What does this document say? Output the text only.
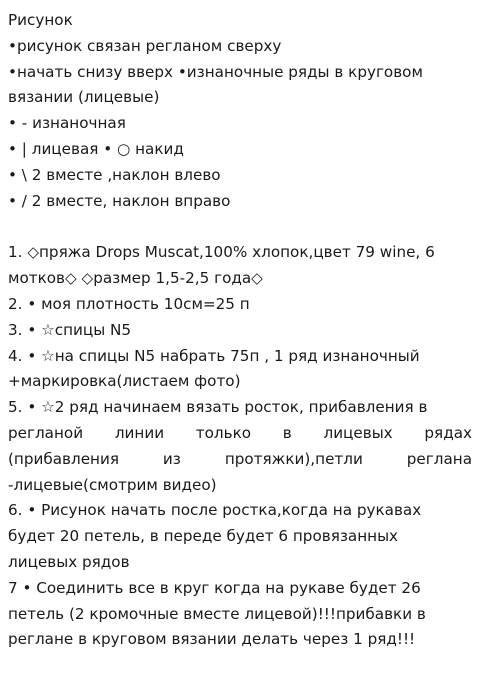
Рисунок
•рисунок связан регланом сверху
•начать снизу вверх •изнаночные ряды в круговом
вязании (лицевые)
• - изнаночная
• | лицевая • ○ накид
• \ 2 вместе ,наклон влево
• / 2 вместе, наклон вправо
1. ◇пряжа Drops Muscat,100% хлопок,цвет 79 wine, 6
мотков◇ ◇размер 1,5-2,5 года◇
2. • моя плотность 10см=25 п
3. • ☆спицы N5
4. • ☆на спицы N5 набрать 75п , 1 ряд изнаночный
+маркировка(листаем фото)
5. • ☆2 ряд начинаем вязать росток, прибавления в
регланой линии только в лицевых рядах
(прибавления	из	протяжки),петли	реглана
-лицевые(смотрим видео)
6. • Рисунок начать после ростка,когда на рукавах
будет 20 петель, в переде будет 6 провязанных
лицевых рядов
7 • Соединить все в круг когда на рукаве будет 26
петель (2 кромочные вместе лицевой)!!!прибавки в
реглане в круговом вязании делать через 1 ряд!!!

------------------------------------------------

TASK DESCRIPTION => Every line in the data that holds "петель" should be copied out.

WRITTEN RESPONSE =>
будет 20 петель, в переде будет 6 провязанных
петель (2 кромочные вместе лицевой)!!!прибавки в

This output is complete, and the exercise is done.